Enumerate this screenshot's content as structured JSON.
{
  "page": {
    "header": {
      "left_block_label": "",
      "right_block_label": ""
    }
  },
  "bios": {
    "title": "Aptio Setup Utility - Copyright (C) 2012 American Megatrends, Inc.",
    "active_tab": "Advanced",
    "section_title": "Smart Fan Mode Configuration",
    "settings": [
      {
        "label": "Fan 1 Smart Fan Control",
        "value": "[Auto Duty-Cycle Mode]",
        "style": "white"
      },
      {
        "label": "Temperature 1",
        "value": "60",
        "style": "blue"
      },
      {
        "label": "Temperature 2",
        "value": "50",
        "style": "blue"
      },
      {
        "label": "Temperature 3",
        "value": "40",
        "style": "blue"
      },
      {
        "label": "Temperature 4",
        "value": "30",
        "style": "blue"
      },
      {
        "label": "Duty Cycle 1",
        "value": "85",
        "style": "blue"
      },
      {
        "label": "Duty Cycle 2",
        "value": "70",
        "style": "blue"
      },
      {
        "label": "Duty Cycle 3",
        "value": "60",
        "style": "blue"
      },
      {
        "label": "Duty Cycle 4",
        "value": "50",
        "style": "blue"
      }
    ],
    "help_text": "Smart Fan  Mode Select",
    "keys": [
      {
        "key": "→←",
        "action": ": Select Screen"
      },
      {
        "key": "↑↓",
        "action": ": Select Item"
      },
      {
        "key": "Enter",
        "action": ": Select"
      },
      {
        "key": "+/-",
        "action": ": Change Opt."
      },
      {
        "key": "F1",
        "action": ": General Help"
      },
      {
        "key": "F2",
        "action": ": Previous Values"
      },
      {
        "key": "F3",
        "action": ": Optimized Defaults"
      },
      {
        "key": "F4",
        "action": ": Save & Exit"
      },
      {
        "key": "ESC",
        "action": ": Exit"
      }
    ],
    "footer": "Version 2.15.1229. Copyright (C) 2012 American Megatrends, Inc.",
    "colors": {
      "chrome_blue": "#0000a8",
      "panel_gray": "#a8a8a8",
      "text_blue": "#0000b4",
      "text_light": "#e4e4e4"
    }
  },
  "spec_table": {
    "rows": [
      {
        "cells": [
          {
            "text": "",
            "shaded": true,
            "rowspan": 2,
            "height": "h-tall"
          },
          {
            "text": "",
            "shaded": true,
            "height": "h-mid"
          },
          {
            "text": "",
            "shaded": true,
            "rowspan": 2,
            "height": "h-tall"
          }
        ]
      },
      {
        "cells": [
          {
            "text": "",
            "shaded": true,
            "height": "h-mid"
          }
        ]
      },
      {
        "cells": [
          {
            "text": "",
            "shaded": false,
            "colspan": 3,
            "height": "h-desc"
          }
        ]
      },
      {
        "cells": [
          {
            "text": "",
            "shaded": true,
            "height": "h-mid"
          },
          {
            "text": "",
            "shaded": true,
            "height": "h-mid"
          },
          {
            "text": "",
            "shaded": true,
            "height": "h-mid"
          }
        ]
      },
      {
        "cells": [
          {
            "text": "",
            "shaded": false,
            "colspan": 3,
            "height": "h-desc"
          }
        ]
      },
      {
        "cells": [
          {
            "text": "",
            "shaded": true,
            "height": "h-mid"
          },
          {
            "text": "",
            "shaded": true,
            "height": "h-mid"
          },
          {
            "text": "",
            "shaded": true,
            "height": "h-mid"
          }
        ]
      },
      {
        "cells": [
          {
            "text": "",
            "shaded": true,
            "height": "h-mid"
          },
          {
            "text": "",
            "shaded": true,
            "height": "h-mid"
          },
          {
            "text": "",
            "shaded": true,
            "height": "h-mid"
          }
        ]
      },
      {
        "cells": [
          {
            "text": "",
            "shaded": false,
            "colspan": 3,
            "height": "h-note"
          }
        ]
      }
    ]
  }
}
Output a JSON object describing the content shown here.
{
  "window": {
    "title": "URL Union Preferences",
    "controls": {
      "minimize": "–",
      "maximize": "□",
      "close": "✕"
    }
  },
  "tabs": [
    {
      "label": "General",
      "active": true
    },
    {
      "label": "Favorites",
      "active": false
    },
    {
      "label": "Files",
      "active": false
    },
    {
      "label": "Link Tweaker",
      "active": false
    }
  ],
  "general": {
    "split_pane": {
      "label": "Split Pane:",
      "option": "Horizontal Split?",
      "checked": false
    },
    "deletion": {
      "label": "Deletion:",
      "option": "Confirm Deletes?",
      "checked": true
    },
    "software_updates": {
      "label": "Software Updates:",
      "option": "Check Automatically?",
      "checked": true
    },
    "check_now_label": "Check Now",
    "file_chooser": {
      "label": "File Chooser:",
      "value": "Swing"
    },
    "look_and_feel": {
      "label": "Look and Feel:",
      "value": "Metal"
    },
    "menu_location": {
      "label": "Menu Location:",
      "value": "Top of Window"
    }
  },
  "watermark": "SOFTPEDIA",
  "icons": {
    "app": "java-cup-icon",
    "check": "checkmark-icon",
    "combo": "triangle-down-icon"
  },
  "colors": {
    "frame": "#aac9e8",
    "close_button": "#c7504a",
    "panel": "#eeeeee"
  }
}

******************************

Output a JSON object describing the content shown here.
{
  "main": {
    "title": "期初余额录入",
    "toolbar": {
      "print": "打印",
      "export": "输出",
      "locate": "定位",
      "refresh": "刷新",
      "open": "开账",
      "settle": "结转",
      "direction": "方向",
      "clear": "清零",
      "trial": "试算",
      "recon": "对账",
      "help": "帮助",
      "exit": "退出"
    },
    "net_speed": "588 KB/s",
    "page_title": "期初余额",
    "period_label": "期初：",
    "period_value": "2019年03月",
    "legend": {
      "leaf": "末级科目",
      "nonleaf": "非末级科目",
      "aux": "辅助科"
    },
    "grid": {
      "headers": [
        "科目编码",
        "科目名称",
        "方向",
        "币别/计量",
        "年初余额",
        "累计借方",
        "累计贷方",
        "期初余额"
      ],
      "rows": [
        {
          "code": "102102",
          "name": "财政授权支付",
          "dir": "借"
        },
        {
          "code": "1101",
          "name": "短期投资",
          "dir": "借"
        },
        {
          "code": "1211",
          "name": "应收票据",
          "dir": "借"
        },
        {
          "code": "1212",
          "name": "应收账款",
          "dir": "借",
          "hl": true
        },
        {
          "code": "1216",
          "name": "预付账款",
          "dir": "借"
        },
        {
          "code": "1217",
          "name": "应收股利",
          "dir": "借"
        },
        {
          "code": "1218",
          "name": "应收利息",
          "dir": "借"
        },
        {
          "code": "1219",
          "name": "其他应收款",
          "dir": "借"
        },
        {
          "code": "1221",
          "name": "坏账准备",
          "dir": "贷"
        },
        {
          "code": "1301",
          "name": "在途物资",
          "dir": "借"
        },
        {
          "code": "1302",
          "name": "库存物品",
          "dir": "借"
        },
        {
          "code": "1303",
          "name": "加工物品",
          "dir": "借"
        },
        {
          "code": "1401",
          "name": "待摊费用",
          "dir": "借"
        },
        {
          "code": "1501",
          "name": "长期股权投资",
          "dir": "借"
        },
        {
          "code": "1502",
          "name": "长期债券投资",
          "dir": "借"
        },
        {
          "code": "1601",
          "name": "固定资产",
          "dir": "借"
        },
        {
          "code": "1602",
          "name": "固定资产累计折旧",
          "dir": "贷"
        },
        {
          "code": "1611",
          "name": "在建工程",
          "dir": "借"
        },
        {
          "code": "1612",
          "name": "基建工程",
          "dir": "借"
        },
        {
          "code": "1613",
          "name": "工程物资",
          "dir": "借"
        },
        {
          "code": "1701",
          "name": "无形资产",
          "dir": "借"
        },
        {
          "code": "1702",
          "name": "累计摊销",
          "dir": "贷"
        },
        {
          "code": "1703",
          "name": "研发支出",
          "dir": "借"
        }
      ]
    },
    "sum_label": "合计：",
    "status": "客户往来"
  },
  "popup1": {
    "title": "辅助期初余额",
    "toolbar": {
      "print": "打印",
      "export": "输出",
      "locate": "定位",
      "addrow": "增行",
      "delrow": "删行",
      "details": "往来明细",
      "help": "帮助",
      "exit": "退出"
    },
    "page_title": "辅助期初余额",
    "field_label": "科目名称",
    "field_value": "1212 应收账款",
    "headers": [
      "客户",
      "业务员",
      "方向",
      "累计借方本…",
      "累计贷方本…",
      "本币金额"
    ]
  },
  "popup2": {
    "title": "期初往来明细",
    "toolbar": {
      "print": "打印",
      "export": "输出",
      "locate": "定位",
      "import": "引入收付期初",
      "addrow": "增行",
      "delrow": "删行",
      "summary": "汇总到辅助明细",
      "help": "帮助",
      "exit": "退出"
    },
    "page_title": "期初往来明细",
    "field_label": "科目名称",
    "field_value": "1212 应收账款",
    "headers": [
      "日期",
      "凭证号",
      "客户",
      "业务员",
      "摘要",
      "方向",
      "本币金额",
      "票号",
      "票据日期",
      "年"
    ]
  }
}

******************************

● **WHAT YOU SHOULD DO**
For the entries shown above, give the number of lines that include the word "Select", without any other text.

● **EXERCISE RESULT**
4